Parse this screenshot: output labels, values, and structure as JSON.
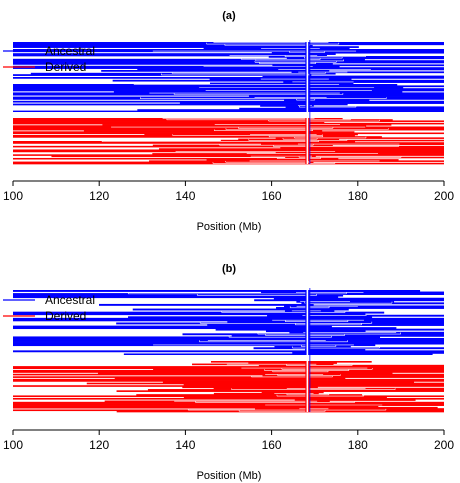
{
  "chart_data": [
    {
      "type": "line",
      "panel_label": "(a)",
      "xlabel": "Position (Mb)",
      "xlim": [
        100,
        200
      ],
      "xticks": [
        100,
        120,
        140,
        160,
        180,
        200
      ],
      "focal_position": 168.3,
      "legend": {
        "placement": "top-left",
        "entries": [
          {
            "label": "Ancestral",
            "color": "#0000ff"
          },
          {
            "label": "Derived",
            "color": "#ff0000"
          }
        ]
      },
      "series": [
        {
          "name": "Ancestral",
          "color": "#0000ff",
          "haplotype_count": 50,
          "left_extent_range": [
            100,
            168
          ],
          "right_extent_range": [
            169,
            200
          ]
        },
        {
          "name": "Derived",
          "color": "#ff0000",
          "haplotype_count": 38,
          "left_extent_range": [
            100,
            165
          ],
          "right_extent_range": [
            169,
            200
          ]
        }
      ]
    },
    {
      "type": "line",
      "panel_label": "(b)",
      "xlabel": "Position (Mb)",
      "xlim": [
        100,
        200
      ],
      "xticks": [
        100,
        120,
        140,
        160,
        180,
        200
      ],
      "focal_position": 168.3,
      "legend": {
        "placement": "top-left",
        "entries": [
          {
            "label": "Ancestral",
            "color": "#0000ff"
          },
          {
            "label": "Derived",
            "color": "#ff0000"
          }
        ]
      },
      "series": [
        {
          "name": "Ancestral",
          "color": "#0000ff",
          "haplotype_count": 42,
          "left_extent_range": [
            100,
            168
          ],
          "right_extent_range": [
            169,
            200
          ]
        },
        {
          "name": "Derived",
          "color": "#ff0000",
          "haplotype_count": 40,
          "left_extent_range": [
            100,
            168
          ],
          "right_extent_range": [
            169,
            200
          ]
        }
      ]
    }
  ]
}
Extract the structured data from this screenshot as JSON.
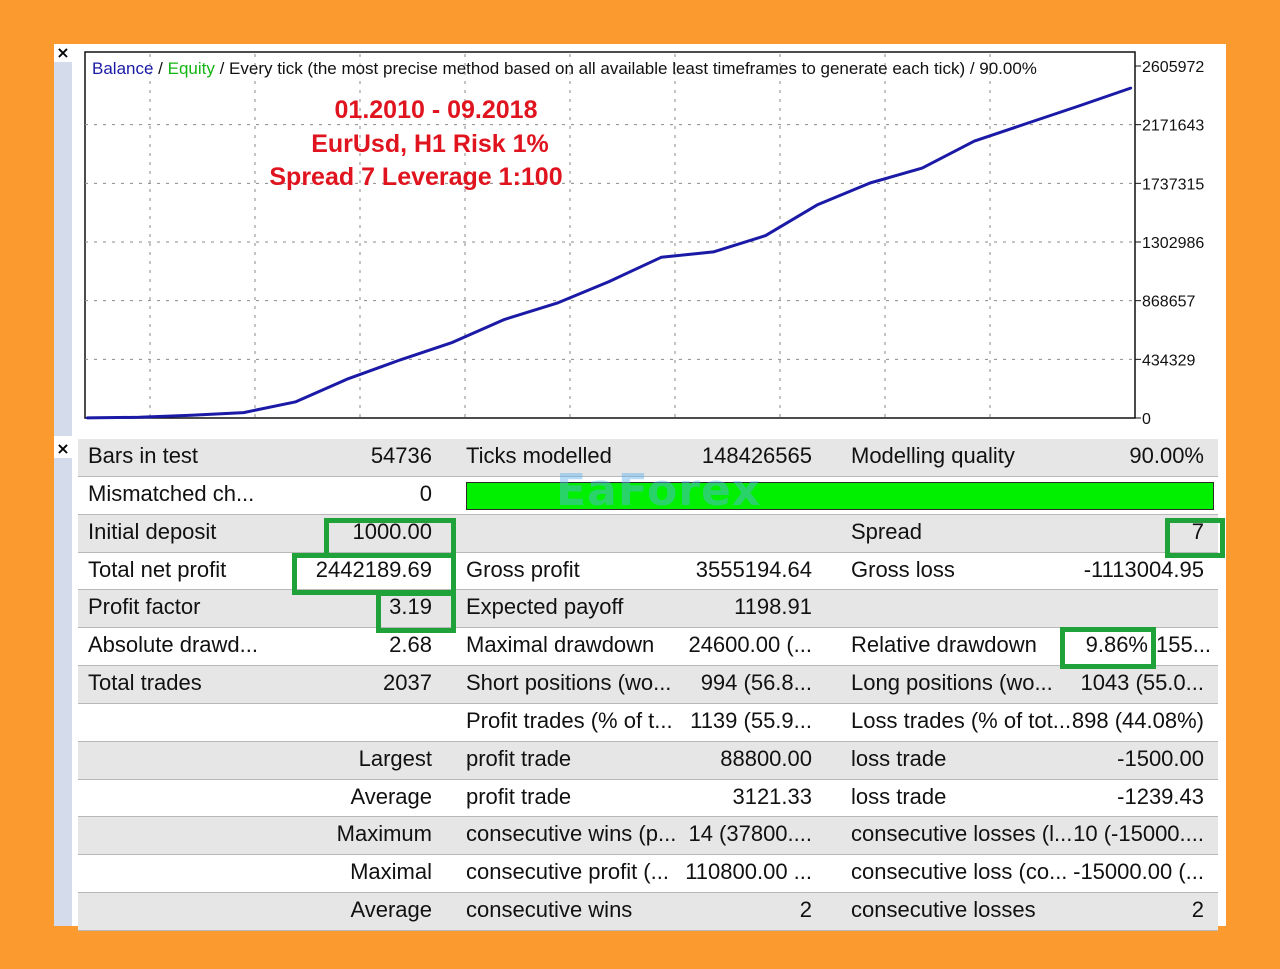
{
  "chart_panel": {
    "close": "×",
    "legend": {
      "balance": "Balance",
      "sep1": " / ",
      "equity": "Equity",
      "rest": " / Every tick (the most precise method based on all available least timeframes to generate each tick) / 90.00%"
    },
    "annotations": [
      "01.2010 - 09.2018",
      "EurUsd, H1  Risk 1%",
      "Spread 7    Leverage 1:100"
    ],
    "colors": {
      "balance": "#1a1aa6",
      "equity": "#13b513",
      "annotation": "#e0141e",
      "highlight": "#1fa23a"
    }
  },
  "chart_data": {
    "type": "line",
    "y_ticks": [
      "2605972",
      "2171643",
      "1737315",
      "1302986",
      "868657",
      "434329",
      "0"
    ],
    "ylim": [
      0,
      2605972
    ],
    "grid": true,
    "series": [
      {
        "name": "Balance",
        "x": [
          0,
          0.05,
          0.1,
          0.15,
          0.2,
          0.25,
          0.3,
          0.35,
          0.4,
          0.45,
          0.5,
          0.55,
          0.6,
          0.65,
          0.7,
          0.75,
          0.8,
          0.85,
          0.9,
          0.95,
          1.0
        ],
        "values": [
          1000,
          5000,
          20000,
          40000,
          120000,
          290000,
          430000,
          560000,
          730000,
          850000,
          1010000,
          1190000,
          1230000,
          1350000,
          1580000,
          1740000,
          1850000,
          2050000,
          2180000,
          2310000,
          2443190
        ]
      }
    ]
  },
  "table": {
    "close": "×",
    "rows": [
      {
        "c1": "Bars in test",
        "c2": "54736",
        "c3": "Ticks modelled",
        "c4": "148426565",
        "c5": "Modelling quality",
        "c6": "90.00%"
      },
      {
        "c1": "Mismatched ch...",
        "c2": "0",
        "c3": "",
        "c4": "",
        "c5": "",
        "c6": ""
      },
      {
        "c1": "Initial deposit",
        "c2": "1000.00",
        "c3": "",
        "c4": "",
        "c5": "Spread",
        "c6": "7"
      },
      {
        "c1": "Total net profit",
        "c2": "2442189.69",
        "c3": "Gross profit",
        "c4": "3555194.64",
        "c5": "Gross loss",
        "c6": "-1113004.95"
      },
      {
        "c1": "Profit factor",
        "c2": "3.19",
        "c3": "Expected payoff",
        "c4": "1198.91",
        "c5": "",
        "c6": ""
      },
      {
        "c1": "Absolute drawd...",
        "c2": "2.68",
        "c3": "Maximal drawdown",
        "c4": "24600.00 (...",
        "c5": "Relative drawdown",
        "c6": "9.86%"
      },
      {
        "c1": "Total trades",
        "c2": "2037",
        "c3": "Short positions (wo...",
        "c4": "994 (56.8...",
        "c5": "Long positions (wo...",
        "c6": "1043 (55.0..."
      },
      {
        "c1": "",
        "c2": "",
        "c3": "Profit trades (% of t...",
        "c4": "1139 (55.9...",
        "c5": "Loss trades (% of tot...",
        "c6": "898 (44.08%)"
      },
      {
        "c1": "",
        "c2": "Largest",
        "c3": "profit trade",
        "c4": "88800.00",
        "c5": "loss trade",
        "c6": "-1500.00"
      },
      {
        "c1": "",
        "c2": "Average",
        "c3": "profit trade",
        "c4": "3121.33",
        "c5": "loss trade",
        "c6": "-1239.43"
      },
      {
        "c1": "",
        "c2": "Maximum",
        "c3": "consecutive wins (p...",
        "c4": "14 (37800....",
        "c5": "consecutive losses (l...",
        "c6": "10 (-15000...."
      },
      {
        "c1": "",
        "c2": "Maximal",
        "c3": "consecutive profit (...",
        "c4": "110800.00 ...",
        "c5": "consecutive loss (co...",
        "c6": "-15000.00 (..."
      },
      {
        "c1": "",
        "c2": "Average",
        "c3": "consecutive wins",
        "c4": "2",
        "c5": "consecutive losses",
        "c6": "2"
      }
    ],
    "rel_drawdown_extra": "155...",
    "modelling_quality": 0.9,
    "watermark": "EaForex"
  }
}
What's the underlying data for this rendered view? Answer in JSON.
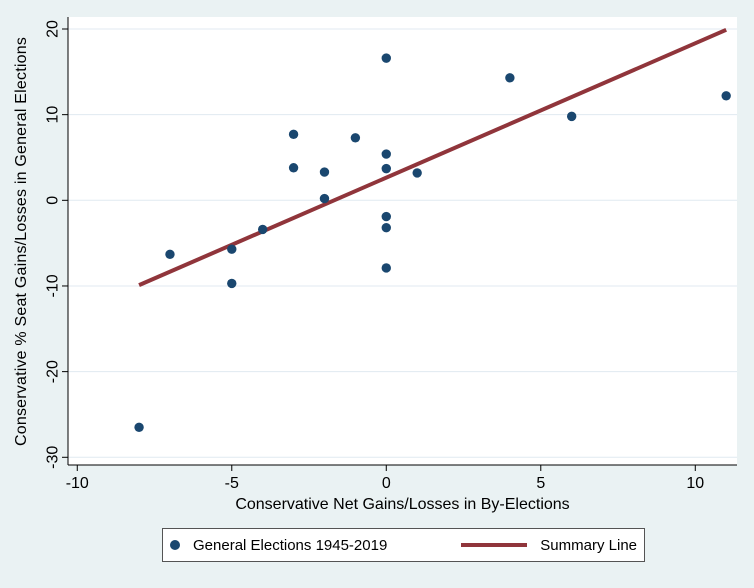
{
  "figure": {
    "background_color": "#eaf2f3",
    "plot_background_color": "#ffffff",
    "gridline_color": "#e0eaf1",
    "axis_color": "#000000",
    "text_color": "#000000"
  },
  "chart_data": {
    "type": "scatter",
    "title": "",
    "xlabel": "Conservative Net Gains/Losses in By-Elections",
    "ylabel": "Conservative % Seat Gains/Losses in General Elections",
    "xlim": [
      -10.3,
      11.35
    ],
    "ylim": [
      -30.9,
      21.4
    ],
    "x_ticks": [
      -10,
      -5,
      0,
      5,
      10
    ],
    "y_ticks": [
      20,
      10,
      0,
      -10,
      -20,
      -30
    ],
    "grid": "horizontal",
    "legend_position": "bottom-center",
    "series": [
      {
        "name": "General Elections 1945-2019",
        "type": "scatter",
        "color": "#1a476f",
        "marker": "circle",
        "points": [
          [
            -8,
            -26.5
          ],
          [
            -7,
            -6.3
          ],
          [
            -5,
            -5.7
          ],
          [
            -5,
            -9.7
          ],
          [
            -4,
            -3.4
          ],
          [
            -3,
            7.7
          ],
          [
            -3,
            3.8
          ],
          [
            -2,
            3.3
          ],
          [
            -2,
            0.2
          ],
          [
            -1,
            7.3
          ],
          [
            0,
            16.6
          ],
          [
            0,
            5.4
          ],
          [
            0,
            3.7
          ],
          [
            0,
            -1.9
          ],
          [
            0,
            -3.2
          ],
          [
            0,
            -7.9
          ],
          [
            1,
            3.2
          ],
          [
            4,
            14.3
          ],
          [
            6,
            9.8
          ],
          [
            11,
            12.2
          ]
        ]
      },
      {
        "name": "Summary Line",
        "type": "line",
        "color": "#90353b",
        "points": [
          [
            -8,
            -9.9
          ],
          [
            11,
            19.9
          ]
        ]
      }
    ]
  },
  "legend": {
    "background": "#ffffff",
    "border_color": "#545454",
    "items": [
      {
        "label": "General Elections 1945-2019",
        "marker": "dot",
        "color": "#1a476f"
      },
      {
        "label": "Summary Line",
        "marker": "line",
        "color": "#90353b"
      }
    ]
  }
}
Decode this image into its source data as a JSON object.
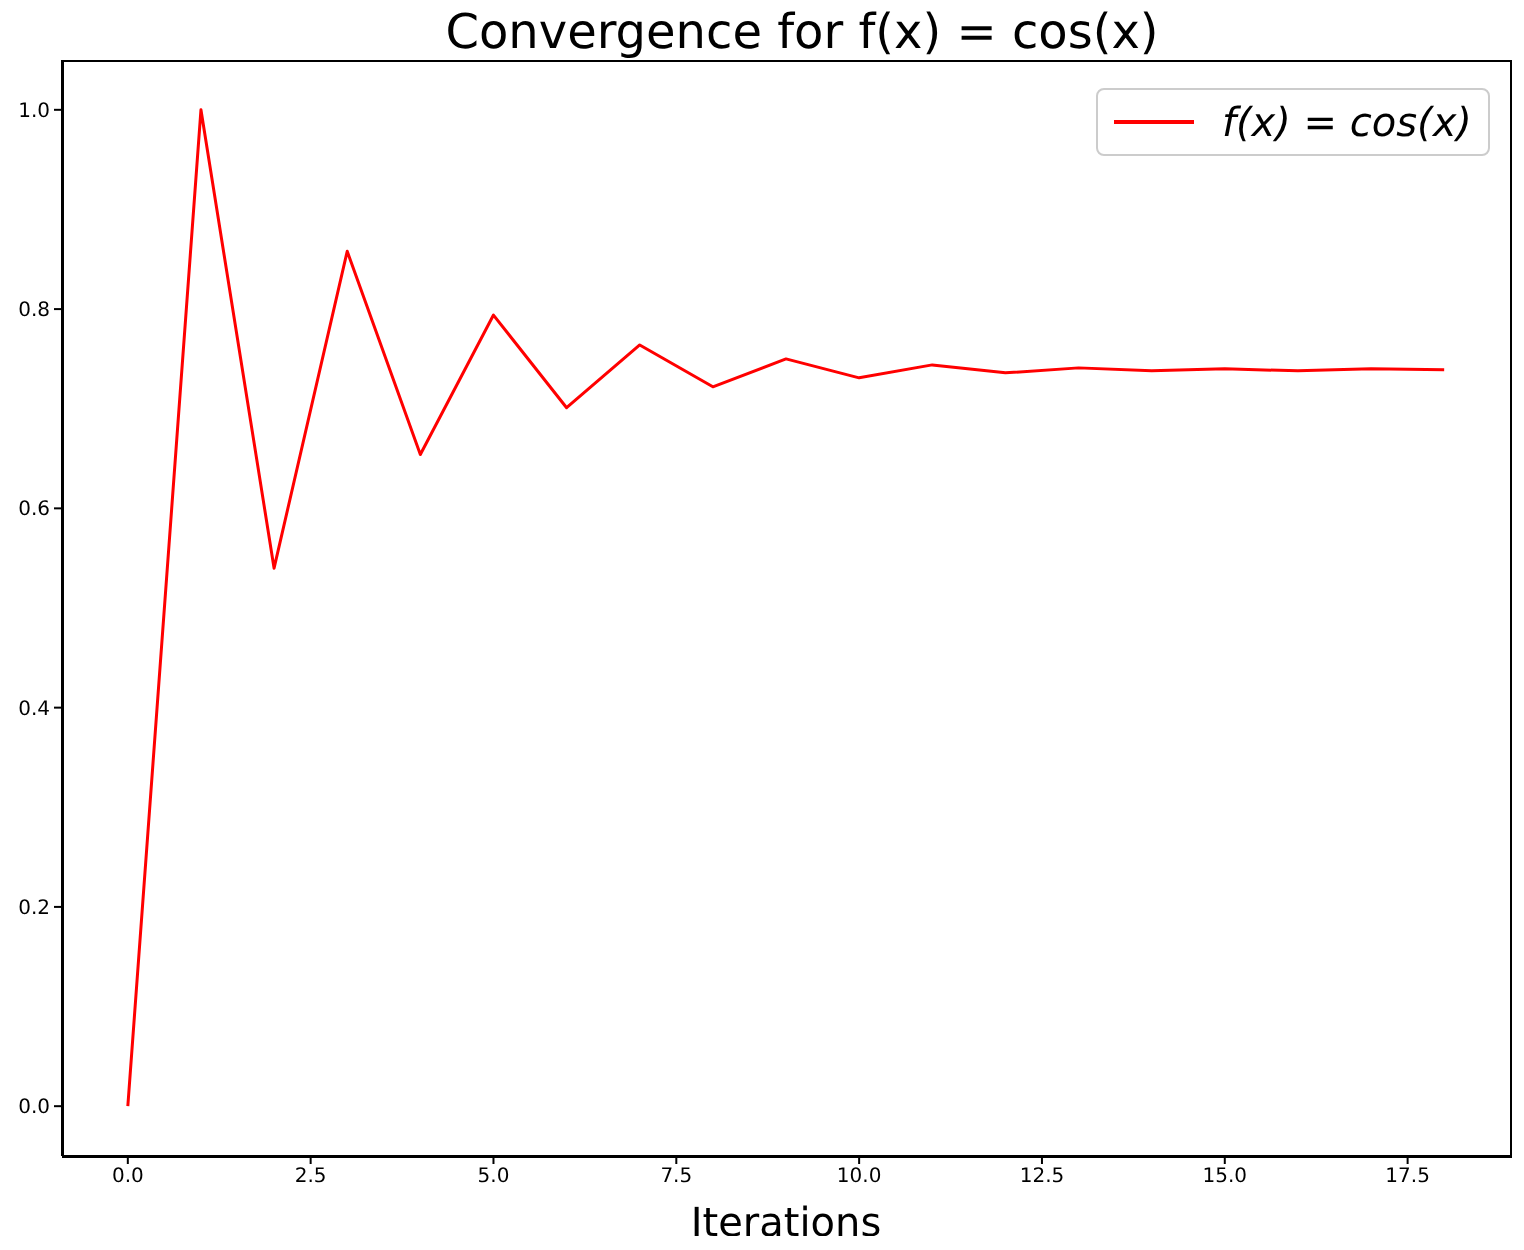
{
  "chart_data": {
    "type": "line",
    "title": "Convergence for f(x) = cos(x)",
    "xlabel": "Iterations",
    "x": [
      0,
      1,
      2,
      3,
      4,
      5,
      6,
      7,
      8,
      9,
      10,
      11,
      12,
      13,
      14,
      15,
      16,
      17,
      18
    ],
    "series": [
      {
        "name": "f(x) = cos(x)",
        "color": "#ff0000",
        "values": [
          0,
          1,
          0.54,
          0.858,
          0.654,
          0.794,
          0.701,
          0.764,
          0.722,
          0.75,
          0.731,
          0.744,
          0.736,
          0.741,
          0.738,
          0.74,
          0.738,
          0.74,
          0.739
        ]
      }
    ],
    "xlim": [
      -0.9,
      18.9
    ],
    "xticks": [
      {
        "value": 0,
        "label": "0.0"
      },
      {
        "value": 2.5,
        "label": "2.5"
      },
      {
        "value": 5,
        "label": "5.0"
      },
      {
        "value": 7.5,
        "label": "7.5"
      },
      {
        "value": 10,
        "label": "10.0"
      },
      {
        "value": 12.5,
        "label": "12.5"
      },
      {
        "value": 15,
        "label": "15.0"
      },
      {
        "value": 17.5,
        "label": "17.5"
      }
    ],
    "ylim": [
      -0.05,
      1.05
    ],
    "yticks": [
      {
        "value": 0,
        "label": "0.0"
      },
      {
        "value": 0.2,
        "label": "0.2"
      },
      {
        "value": 0.4,
        "label": "0.4"
      },
      {
        "value": 0.6,
        "label": "0.6"
      },
      {
        "value": 0.8,
        "label": "0.8"
      },
      {
        "value": 1,
        "label": "1.0"
      }
    ],
    "legend": "top right",
    "marker": "none",
    "line_style": "solid",
    "grid": false
  }
}
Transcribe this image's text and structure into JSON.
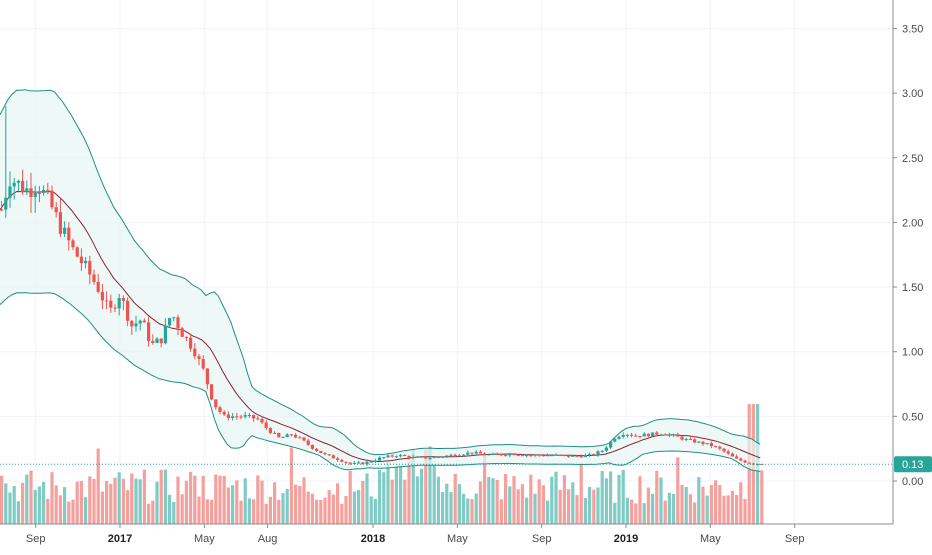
{
  "chart_data": {
    "type": "candlestick",
    "y_axis": {
      "position": "right",
      "range": [
        -0.36,
        3.76
      ],
      "ticks": [
        "3.50",
        "3.00",
        "2.50",
        "2.00",
        "1.50",
        "1.00",
        "0.50",
        "0.00"
      ],
      "tick_values": [
        3.5,
        3.0,
        2.5,
        2.0,
        1.5,
        1.0,
        0.5,
        0.0
      ]
    },
    "x_axis": {
      "ticks": [
        {
          "label": "Sep",
          "date": "2016-09",
          "year": false
        },
        {
          "label": "2017",
          "date": "2017-01",
          "year": true
        },
        {
          "label": "May",
          "date": "2017-05",
          "year": false
        },
        {
          "label": "Aug",
          "date": "2017-08",
          "year": false
        },
        {
          "label": "2018",
          "date": "2018-01",
          "year": true
        },
        {
          "label": "May",
          "date": "2018-05",
          "year": false
        },
        {
          "label": "Sep",
          "date": "2018-09",
          "year": false
        },
        {
          "label": "2019",
          "date": "2019-01",
          "year": true
        },
        {
          "label": "May",
          "date": "2019-05",
          "year": false
        },
        {
          "label": "Sep",
          "date": "2019-09",
          "year": false
        }
      ]
    },
    "current_price": {
      "label": "0.13",
      "value": 0.13
    },
    "grid": true,
    "colors": {
      "up": "#26a69a",
      "down": "#ef5350",
      "volume_up": "#80cbc4",
      "volume_down": "#f4a09c",
      "band_line": "#1f8f7f",
      "band_fill": "#e6f5f4",
      "basis_line": "#8c2232",
      "price_tag": "#26a69a",
      "grid": "#f0f3fa"
    },
    "price_range_estimates": {
      "start": "2016-08",
      "end": "2019-06",
      "high": 2.9,
      "low": 0.1,
      "last": 0.13
    }
  }
}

## EXERCISE BRIEF:
Select the lines in this material that hold the word "into", leaving none out.

## SOLUTION FOR THIS EXERCISE:
Decode this image into its source data as a JSON object.
Transcribe this image's text and structure into JSON.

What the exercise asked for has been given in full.